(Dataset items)
━━━━━━━━━━

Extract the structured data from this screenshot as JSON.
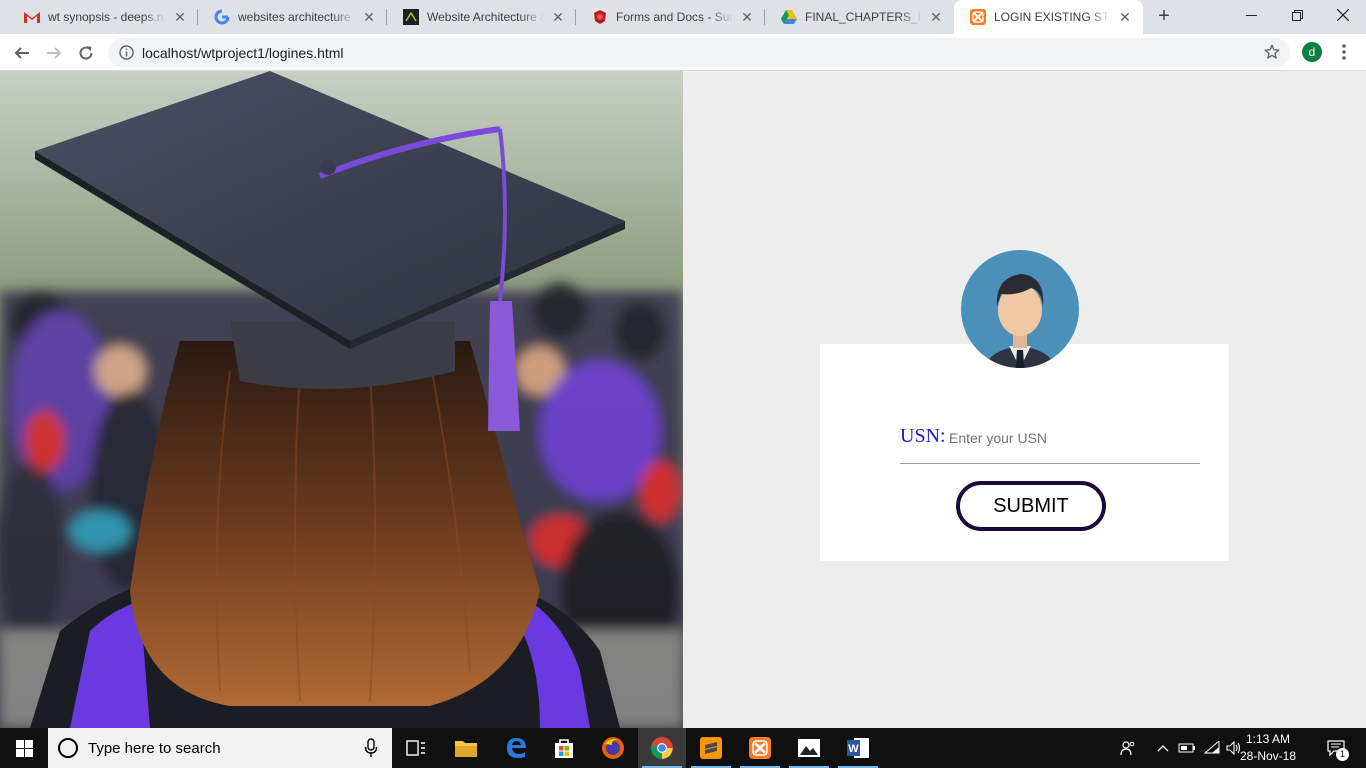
{
  "browser": {
    "tabs": [
      {
        "title": "wt synopsis - deeps.nag",
        "favicon": "gmail-icon"
      },
      {
        "title": "websites architecture - ",
        "favicon": "google-icon"
      },
      {
        "title": "Website Architecture &",
        "favicon": "site-icon"
      },
      {
        "title": "Forms and Docs - Suma",
        "favicon": "forms-icon"
      },
      {
        "title": "FINAL_CHAPTERS_PAGE",
        "favicon": "drive-icon"
      },
      {
        "title": "LOGIN EXISTING STUDE",
        "favicon": "xampp-icon",
        "active": true
      }
    ],
    "url": "localhost/wtproject1/logines.html",
    "profile_initial": "d"
  },
  "login": {
    "usn_label": "USN:",
    "usn_placeholder": "Enter your USN",
    "usn_value": "",
    "submit_label": "SUBMIT"
  },
  "taskbar": {
    "search_placeholder": "Type here to search",
    "apps": [
      "task-view-icon",
      "file-explorer-icon",
      "edge-icon",
      "store-icon",
      "firefox-icon",
      "chrome-icon",
      "sublime-icon",
      "xampp-icon",
      "photos-icon",
      "word-icon"
    ],
    "time": "1:13 AM",
    "date": "28-Nov-18",
    "notification_count": "1"
  },
  "colors": {
    "accent": "#1a1ad6",
    "button_border": "#1a0a3a",
    "page_bg": "#ededed",
    "avatar_bg": "#4a90b8"
  }
}
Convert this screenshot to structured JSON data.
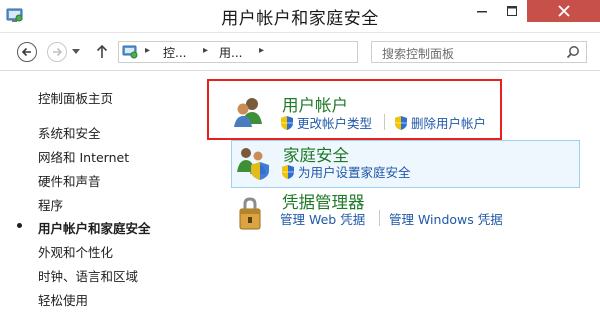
{
  "window": {
    "title": "用户帐户和家庭安全"
  },
  "address": {
    "crumbs": [
      "控...",
      "用..."
    ],
    "search_placeholder": "搜索控制面板"
  },
  "sidebar": {
    "home": "控制面板主页",
    "items": [
      {
        "label": "系统和安全",
        "active": false
      },
      {
        "label": "网络和 Internet",
        "active": false
      },
      {
        "label": "硬件和声音",
        "active": false
      },
      {
        "label": "程序",
        "active": false
      },
      {
        "label": "用户帐户和家庭安全",
        "active": true
      },
      {
        "label": "外观和个性化",
        "active": false
      },
      {
        "label": "时钟、语言和区域",
        "active": false
      },
      {
        "label": "轻松使用",
        "active": false
      }
    ]
  },
  "sections": {
    "accounts": {
      "title": "用户帐户",
      "links": [
        "更改帐户类型",
        "删除用户帐户"
      ]
    },
    "family": {
      "title": "家庭安全",
      "links": [
        "为用户设置家庭安全"
      ]
    },
    "credentials": {
      "title": "凭据管理器",
      "links": [
        "管理 Web 凭据",
        "管理 Windows 凭据"
      ]
    }
  },
  "colors": {
    "section_title": "#1f7a28",
    "link": "#1f58a8",
    "highlight_box": "#e8211e",
    "close_button": "#c7504a"
  }
}
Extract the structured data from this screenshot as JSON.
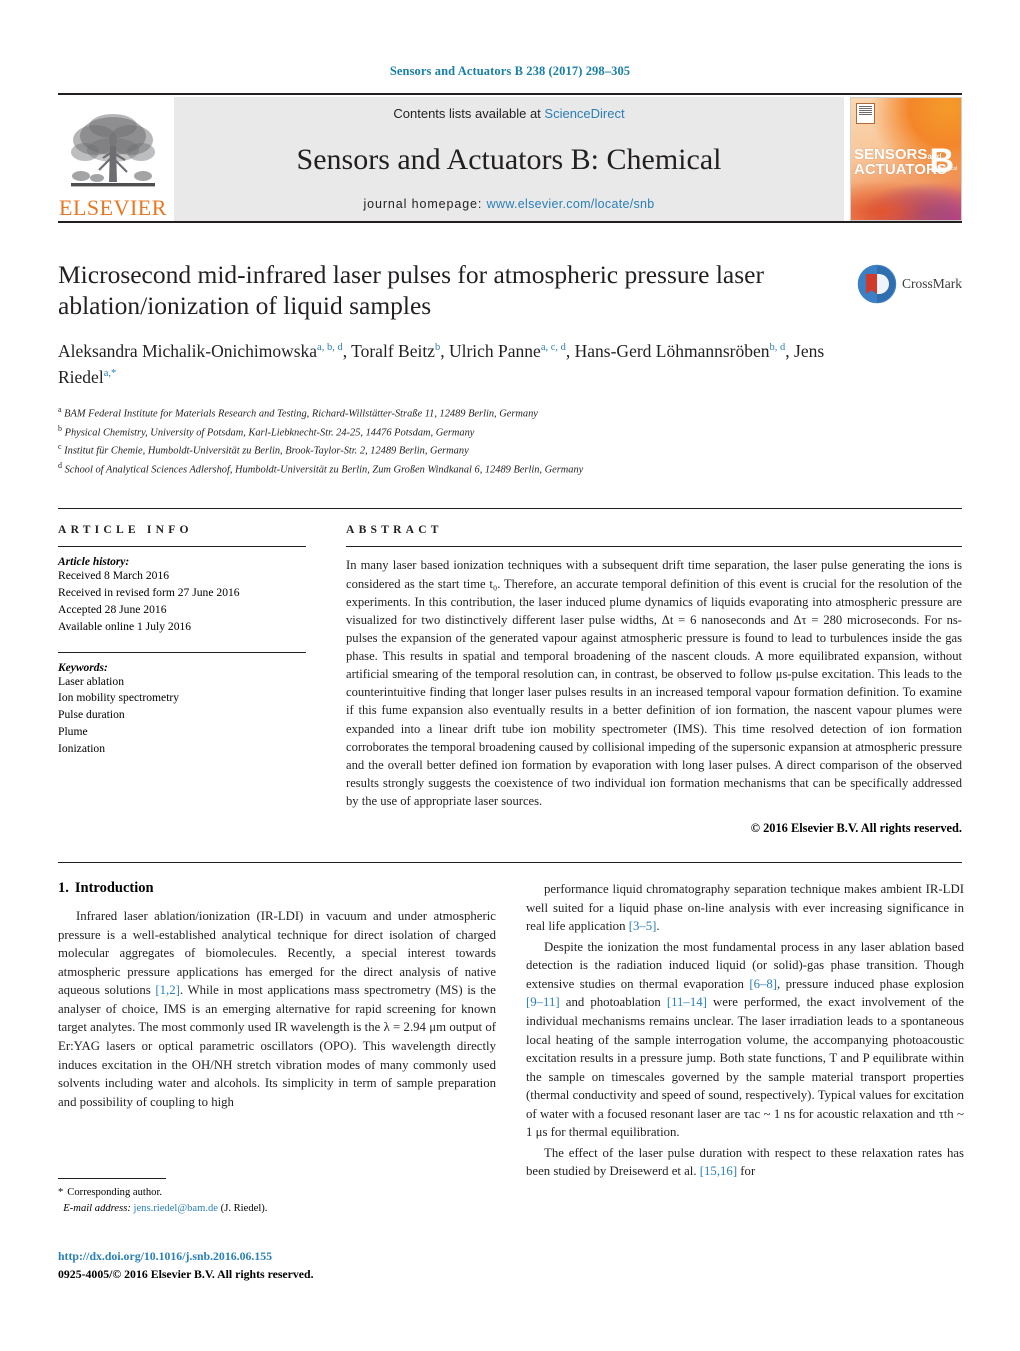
{
  "running_head": "Sensors and Actuators B 238 (2017) 298–305",
  "masthead": {
    "publisher_name": "ELSEVIER",
    "contents_prefix": "Contents lists available at ",
    "contents_link": "ScienceDirect",
    "journal_title": "Sensors and Actuators B: Chemical",
    "homepage_prefix": "journal homepage: ",
    "homepage_url": "www.elsevier.com/locate/snb",
    "cover_line1": "SENSORS",
    "cover_and": "and",
    "cover_line2": "ACTUATORS",
    "cover_letter": "B",
    "cover_sub": "Chemical"
  },
  "article": {
    "title": "Microsecond mid-infrared laser pulses for atmospheric pressure laser ablation/ionization of liquid samples",
    "crossmark_label": "CrossMark",
    "authors": [
      {
        "name": "Aleksandra Michalik-Onichimowska",
        "sup": "a, b, d",
        "sep": ", "
      },
      {
        "name": "Toralf Beitz",
        "sup": "b",
        "sep": ", "
      },
      {
        "name": "Ulrich Panne",
        "sup": "a, c, d",
        "sep": ","
      },
      {
        "name": "Hans-Gerd Löhmannsröben",
        "sup": "b, d",
        "sep": ", "
      },
      {
        "name": "Jens Riedel",
        "sup": "a,*",
        "sep": ""
      }
    ],
    "affiliations": [
      {
        "sup": "a",
        "text": "BAM Federal Institute for Materials Research and Testing, Richard-Willstätter-Straße 11, 12489 Berlin, Germany"
      },
      {
        "sup": "b",
        "text": "Physical Chemistry, University of Potsdam, Karl-Liebknecht-Str. 24-25, 14476 Potsdam, Germany"
      },
      {
        "sup": "c",
        "text": "Institut für Chemie, Humboldt-Universität zu Berlin, Brook-Taylor-Str. 2, 12489 Berlin, Germany"
      },
      {
        "sup": "d",
        "text": "School of Analytical Sciences Adlershof, Humboldt-Universität zu Berlin, Zum Großen Windkanal 6, 12489 Berlin, Germany"
      }
    ]
  },
  "article_info": {
    "heading": "ARTICLE INFO",
    "history_label": "Article history:",
    "history": [
      "Received 8 March 2016",
      "Received in revised form 27 June 2016",
      "Accepted 28 June 2016",
      "Available online 1 July 2016"
    ],
    "keywords_label": "Keywords:",
    "keywords": [
      "Laser ablation",
      "Ion mobility spectrometry",
      "Pulse duration",
      "Plume",
      "Ionization"
    ]
  },
  "abstract": {
    "heading": "ABSTRACT",
    "text": "In many laser based ionization techniques with a subsequent drift time separation, the laser pulse generating the ions is considered as the start time t₀. Therefore, an accurate temporal definition of this event is crucial for the resolution of the experiments. In this contribution, the laser induced plume dynamics of liquids evaporating into atmospheric pressure are visualized for two distinctively different laser pulse widths, Δt = 6 nanoseconds and Δτ = 280 microseconds. For ns-pulses the expansion of the generated vapour against atmospheric pressure is found to lead to turbulences inside the gas phase. This results in spatial and temporal broadening of the nascent clouds. A more equilibrated expansion, without artificial smearing of the temporal resolution can, in contrast, be observed to follow μs-pulse excitation. This leads to the counterintuitive finding that longer laser pulses results in an increased temporal vapour formation definition. To examine if this fume expansion also eventually results in a better definition of ion formation, the nascent vapour plumes were expanded into a linear drift tube ion mobility spectrometer (IMS). This time resolved detection of ion formation corroborates the temporal broadening caused by collisional impeding of the supersonic expansion at atmospheric pressure and the overall better defined ion formation by evaporation with long laser pulses. A direct comparison of the observed results strongly suggests the coexistence of two individual ion formation mechanisms that can be specifically addressed by the use of appropriate laser sources.",
    "copyright": "© 2016 Elsevier B.V. All rights reserved."
  },
  "introduction": {
    "number": "1.",
    "title": "Introduction",
    "left_paragraphs": [
      "Infrared laser ablation/ionization (IR-LDI) in vacuum and under atmospheric pressure is a well-established analytical technique for direct isolation of charged molecular aggregates of biomolecules. Recently, a special interest towards atmospheric pressure applications has emerged for the direct analysis of native aqueous solutions [1,2]. While in most applications mass spectrometry (MS) is the analyser of choice, IMS is an emerging alternative for rapid screening for known target analytes. The most commonly used IR wavelength is the λ = 2.94 μm output of Er:YAG lasers or optical parametric oscillators (OPO). This wavelength directly induces excitation in the OH/NH stretch vibration modes of many commonly used solvents including water and alcohols. Its simplicity in term of sample preparation and possibility of coupling to high"
    ],
    "right_paragraphs": [
      "performance liquid chromatography separation technique makes ambient IR-LDI well suited for a liquid phase on-line analysis with ever increasing significance in real life application [3–5].",
      "Despite the ionization the most fundamental process in any laser ablation based detection is the radiation induced liquid (or solid)-gas phase transition. Though extensive studies on thermal evaporation [6–8], pressure induced phase explosion [9–11] and photoablation [11–14] were performed, the exact involvement of the individual mechanisms remains unclear. The laser irradiation leads to a spontaneous local heating of the sample interrogation volume, the accompanying photoacoustic excitation results in a pressure jump. Both state functions, T and P equilibrate within the sample on timescales governed by the sample material transport properties (thermal conductivity and speed of sound, respectively). Typical values for excitation of water with a focused resonant laser are τac ~ 1 ns for acoustic relaxation and τth ~ 1 μs for thermal equilibration.",
      "The effect of the laser pulse duration with respect to these relaxation rates has been studied by Dreisewerd et al. [15,16] for"
    ]
  },
  "footer": {
    "corresponding_marker": "*",
    "corresponding_label": "Corresponding author.",
    "email_label": "E-mail address:",
    "email": "jens.riedel@bam.de",
    "email_owner": "(J. Riedel).",
    "doi": "http://dx.doi.org/10.1016/j.snb.2016.06.155",
    "issn": "0925-4005/© 2016 Elsevier B.V. All rights reserved."
  },
  "colors": {
    "link": "#2a7fb8",
    "elsevier_orange": "#e87722",
    "banner_bg": "#e9e9e9"
  }
}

━━━━━━━━━━

■ **THE EXERCISE**:
Only a number is wanted: how many lines of the material above hold "reserved"?

■ **RESPONSE TO THE TASK**:
2